Figure content listings —
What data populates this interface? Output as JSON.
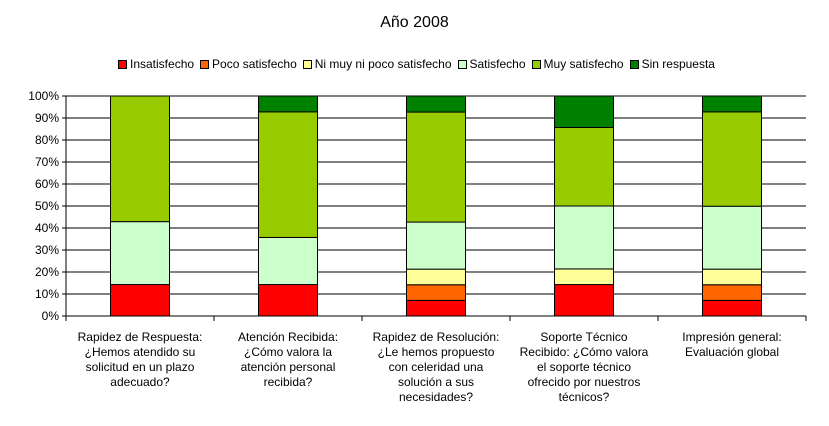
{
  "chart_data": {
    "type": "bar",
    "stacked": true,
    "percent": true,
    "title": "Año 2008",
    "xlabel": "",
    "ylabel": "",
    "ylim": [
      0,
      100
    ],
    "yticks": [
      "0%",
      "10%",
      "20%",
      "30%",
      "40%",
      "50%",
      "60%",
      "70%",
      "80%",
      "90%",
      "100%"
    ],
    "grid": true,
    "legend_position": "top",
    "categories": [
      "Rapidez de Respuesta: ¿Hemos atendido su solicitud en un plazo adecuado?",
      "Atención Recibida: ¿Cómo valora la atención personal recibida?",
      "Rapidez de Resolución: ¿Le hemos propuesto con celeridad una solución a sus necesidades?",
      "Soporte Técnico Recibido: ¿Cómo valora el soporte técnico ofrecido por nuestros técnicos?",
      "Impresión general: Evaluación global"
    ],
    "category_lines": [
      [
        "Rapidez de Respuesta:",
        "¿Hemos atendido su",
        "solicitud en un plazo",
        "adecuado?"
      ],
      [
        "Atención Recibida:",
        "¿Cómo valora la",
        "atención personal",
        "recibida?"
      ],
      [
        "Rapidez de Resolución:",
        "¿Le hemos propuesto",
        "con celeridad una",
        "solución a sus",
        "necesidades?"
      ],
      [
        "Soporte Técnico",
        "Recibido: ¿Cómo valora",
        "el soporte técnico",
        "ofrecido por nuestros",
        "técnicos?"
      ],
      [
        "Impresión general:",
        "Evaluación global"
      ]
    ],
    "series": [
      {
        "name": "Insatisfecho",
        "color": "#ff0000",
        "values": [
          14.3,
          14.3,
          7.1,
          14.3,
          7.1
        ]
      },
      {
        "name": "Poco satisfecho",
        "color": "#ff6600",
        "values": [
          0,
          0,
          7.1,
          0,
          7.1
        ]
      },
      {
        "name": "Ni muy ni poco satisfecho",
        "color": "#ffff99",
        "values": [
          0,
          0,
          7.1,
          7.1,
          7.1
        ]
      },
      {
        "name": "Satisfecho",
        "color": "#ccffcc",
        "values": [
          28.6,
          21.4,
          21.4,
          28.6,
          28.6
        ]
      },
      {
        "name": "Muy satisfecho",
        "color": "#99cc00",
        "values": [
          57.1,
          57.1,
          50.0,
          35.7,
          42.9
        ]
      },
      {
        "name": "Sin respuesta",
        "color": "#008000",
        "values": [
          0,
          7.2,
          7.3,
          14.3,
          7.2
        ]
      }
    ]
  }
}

Requirement — Search the lines above for the string "solicitud" and copy each line that has it.

Solution to this exercise —
      "Rapidez de Respuesta: ¿Hemos atendido su solicitud en un plazo adecuado?",
        "solicitud en un plazo",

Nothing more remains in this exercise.